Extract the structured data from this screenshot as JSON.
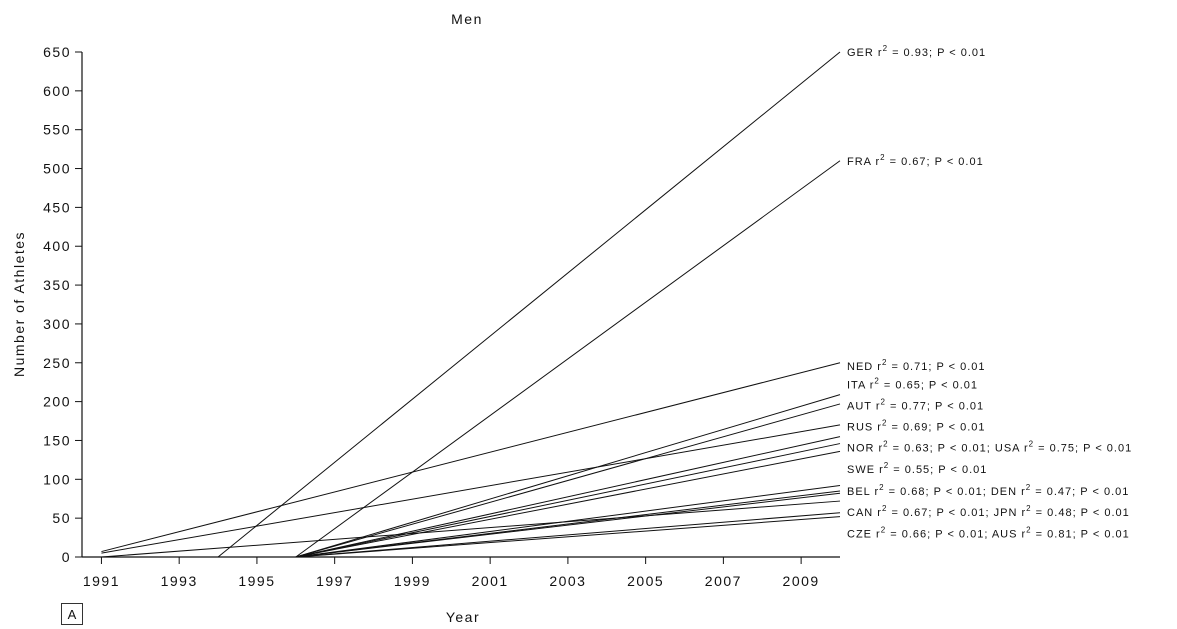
{
  "panel_label": "A",
  "chart_data": {
    "type": "line",
    "title": "Men",
    "xlabel": "Year",
    "ylabel": "Number of Athletes",
    "xlim": [
      1990.5,
      2010
    ],
    "ylim": [
      0,
      650
    ],
    "xticks": [
      "1991",
      "1993",
      "1995",
      "1997",
      "1999",
      "2001",
      "2003",
      "2005",
      "2007",
      "2009"
    ],
    "yticks": [
      "0",
      "50",
      "100",
      "150",
      "200",
      "250",
      "300",
      "350",
      "400",
      "450",
      "500",
      "550",
      "600",
      "650"
    ],
    "grid": false,
    "series": [
      {
        "name": "GER",
        "x": [
          1994,
          2010
        ],
        "y": [
          0,
          650
        ]
      },
      {
        "name": "FRA",
        "x": [
          1996,
          2010
        ],
        "y": [
          0,
          510
        ]
      },
      {
        "name": "NED",
        "x": [
          1991,
          2010
        ],
        "y": [
          7,
          250
        ]
      },
      {
        "name": "ITA",
        "x": [
          1996,
          2010
        ],
        "y": [
          0,
          209
        ]
      },
      {
        "name": "AUT",
        "x": [
          1996,
          2010
        ],
        "y": [
          0,
          197
        ]
      },
      {
        "name": "RUS",
        "x": [
          1991,
          2010
        ],
        "y": [
          5,
          170
        ]
      },
      {
        "name": "NOR",
        "x": [
          1996,
          2010
        ],
        "y": [
          0,
          155
        ]
      },
      {
        "name": "USA",
        "x": [
          1996,
          2010
        ],
        "y": [
          0,
          146
        ]
      },
      {
        "name": "SWE",
        "x": [
          1996,
          2010
        ],
        "y": [
          0,
          136
        ]
      },
      {
        "name": "BEL",
        "x": [
          1996,
          2010
        ],
        "y": [
          0,
          92
        ]
      },
      {
        "name": "DEN",
        "x": [
          1996,
          2010
        ],
        "y": [
          0,
          85
        ]
      },
      {
        "name": "CAN",
        "x": [
          1996,
          2010
        ],
        "y": [
          0,
          82
        ]
      },
      {
        "name": "JPN",
        "x": [
          1991,
          2010
        ],
        "y": [
          0,
          72
        ]
      },
      {
        "name": "CZE",
        "x": [
          1996,
          2010
        ],
        "y": [
          0,
          57
        ]
      },
      {
        "name": "AUS",
        "x": [
          1996,
          2010
        ],
        "y": [
          0,
          52
        ]
      }
    ],
    "annotations": [
      {
        "parts": [
          "GER r",
          "2",
          " = 0.93; P < 0.01"
        ],
        "anchor_y": 650
      },
      {
        "parts": [
          "FRA r",
          "2",
          " = 0.67; P < 0.01"
        ],
        "anchor_y": 510
      },
      {
        "parts": [
          "NED r",
          "2",
          " = 0.71; P < 0.01"
        ],
        "anchor_y": 246
      },
      {
        "parts": [
          "ITA r",
          "2",
          " = 0.65; P < 0.01"
        ],
        "anchor_y": 222
      },
      {
        "parts": [
          "AUT r",
          "2",
          " = 0.77; P < 0.01"
        ],
        "anchor_y": 195
      },
      {
        "parts": [
          "RUS r",
          "2",
          " = 0.69; P < 0.01"
        ],
        "anchor_y": 168
      },
      {
        "parts": [
          "NOR r",
          "2",
          " = 0.63; P < 0.01; USA r",
          "2",
          " = 0.75; P < 0.01"
        ],
        "anchor_y": 141
      },
      {
        "parts": [
          "SWE r",
          "2",
          " = 0.55; P < 0.01"
        ],
        "anchor_y": 113
      },
      {
        "parts": [
          "BEL r",
          "2",
          " = 0.68; P < 0.01; DEN r",
          "2",
          " = 0.47; P < 0.01"
        ],
        "anchor_y": 85
      },
      {
        "parts": [
          "CAN r",
          "2",
          " = 0.67; P < 0.01; JPN r",
          "2",
          " = 0.48; P < 0.01"
        ],
        "anchor_y": 58
      },
      {
        "parts": [
          "CZE r",
          "2",
          " = 0.66; P < 0.01; AUS r",
          "2",
          " = 0.81; P < 0.01"
        ],
        "anchor_y": 30
      }
    ]
  }
}
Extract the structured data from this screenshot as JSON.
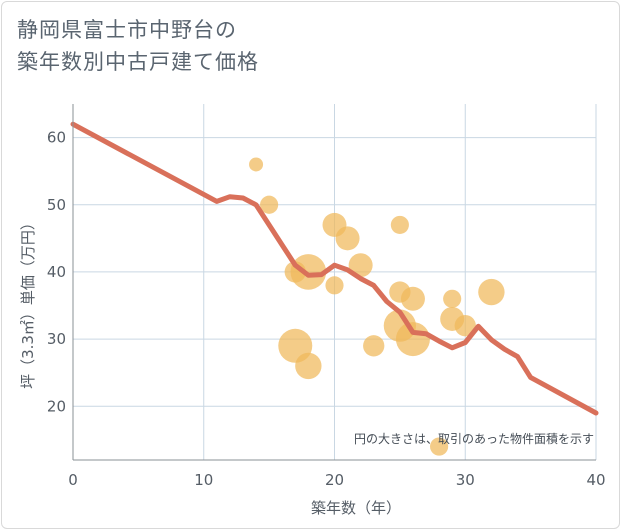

-------

* OBJECTIVE *
Reproduce every entry word for word, but skip any pictures.

* REPLY *
Extract the structured data from this screenshot as JSON.
{
  "panel_label": "A",
  "chart_data": {
    "type": "line",
    "title": "Men",
    "xlabel": "Year",
    "ylabel": "Number of Athletes",
    "xlim": [
      1990.5,
      2010
    ],
    "ylim": [
      0,
      650
    ],
    "xticks": [
      "1991",
      "1993",
      "1995",
      "1997",
      "1999",
      "2001",
      "2003",
      "2005",
      "2007",
      "2009"
    ],
    "yticks": [
      "0",
      "50",
      "100",
      "150",
      "200",
      "250",
      "300",
      "350",
      "400",
      "450",
      "500",
      "550",
      "600",
      "650"
    ],
    "grid": false,
    "series": [
      {
        "name": "GER",
        "x": [
          1994,
          2010
        ],
        "y": [
          0,
          650
        ]
      },
      {
        "name": "FRA",
        "x": [
          1996,
          2010
        ],
        "y": [
          0,
          510
        ]
      },
      {
        "name": "NED",
        "x": [
          1991,
          2010
        ],
        "y": [
          7,
          250
        ]
      },
      {
        "name": "ITA",
        "x": [
          1996,
          2010
        ],
        "y": [
          0,
          209
        ]
      },
      {
        "name": "AUT",
        "x": [
          1996,
          2010
        ],
        "y": [
          0,
          197
        ]
      },
      {
        "name": "RUS",
        "x": [
          1991,
          2010
        ],
        "y": [
          5,
          170
        ]
      },
      {
        "name": "NOR",
        "x": [
          1996,
          2010
        ],
        "y": [
          0,
          155
        ]
      },
      {
        "name": "USA",
        "x": [
          1996,
          2010
        ],
        "y": [
          0,
          146
        ]
      },
      {
        "name": "SWE",
        "x": [
          1996,
          2010
        ],
        "y": [
          0,
          136
        ]
      },
      {
        "name": "BEL",
        "x": [
          1996,
          2010
        ],
        "y": [
          0,
          92
        ]
      },
      {
        "name": "DEN",
        "x": [
          1996,
          2010
        ],
        "y": [
          0,
          85
        ]
      },
      {
        "name": "CAN",
        "x": [
          1996,
          2010
        ],
        "y": [
          0,
          82
        ]
      },
      {
        "name": "JPN",
        "x": [
          1991,
          2010
        ],
        "y": [
          0,
          72
        ]
      },
      {
        "name": "CZE",
        "x": [
          1996,
          2010
        ],
        "y": [
          0,
          57
        ]
      },
      {
        "name": "AUS",
        "x": [
          1996,
          2010
        ],
        "y": [
          0,
          52
        ]
      }
    ],
    "annotations": [
      {
        "parts": [
          "GER r",
          "2",
          " = 0.93; P < 0.01"
        ],
        "anchor_y": 650
      },
      {
        "parts": [
          "FRA r",
          "2",
          " = 0.67; P < 0.01"
        ],
        "anchor_y": 510
      },
      {
        "parts": [
          "NED r",
          "2",
          " = 0.71; P < 0.01"
        ],
        "anchor_y": 246
      },
      {
        "parts": [
          "ITA r",
          "2",
          " = 0.65; P < 0.01"
        ],
        "anchor_y": 222
      },
      {
        "parts": [
          "AUT r",
          "2",
          " = 0.77; P < 0.01"
        ],
        "anchor_y": 195
      },
      {
        "parts": [
          "RUS r",
          "2",
          " = 0.69; P < 0.01"
        ],
        "anchor_y": 168
      },
      {
        "parts": [
          "NOR r",
          "2",
          " = 0.63; P < 0.01; USA r",
          "2",
          " = 0.75; P < 0.01"
        ],
        "anchor_y": 141
      },
      {
        "parts": [
          "SWE r",
          "2",
          " = 0.55; P < 0.01"
        ],
        "anchor_y": 113
      },
      {
        "parts": [
          "BEL r",
          "2",
          " = 0.68; P < 0.01; DEN r",
          "2",
          " = 0.47; P < 0.01"
        ],
        "anchor_y": 85
      },
      {
        "parts": [
          "CAN r",
          "2",
          " = 0.67; P < 0.01; JPN r",
          "2",
          " = 0.48; P < 0.01"
        ],
        "anchor_y": 58
      },
      {
        "parts": [
          "CZE r",
          "2",
          " = 0.66; P < 0.01; AUS r",
          "2",
          " = 0.81; P < 0.01"
        ],
        "anchor_y": 30
      }
    ]
  }
}
Extract the structured data from this screenshot as JSON.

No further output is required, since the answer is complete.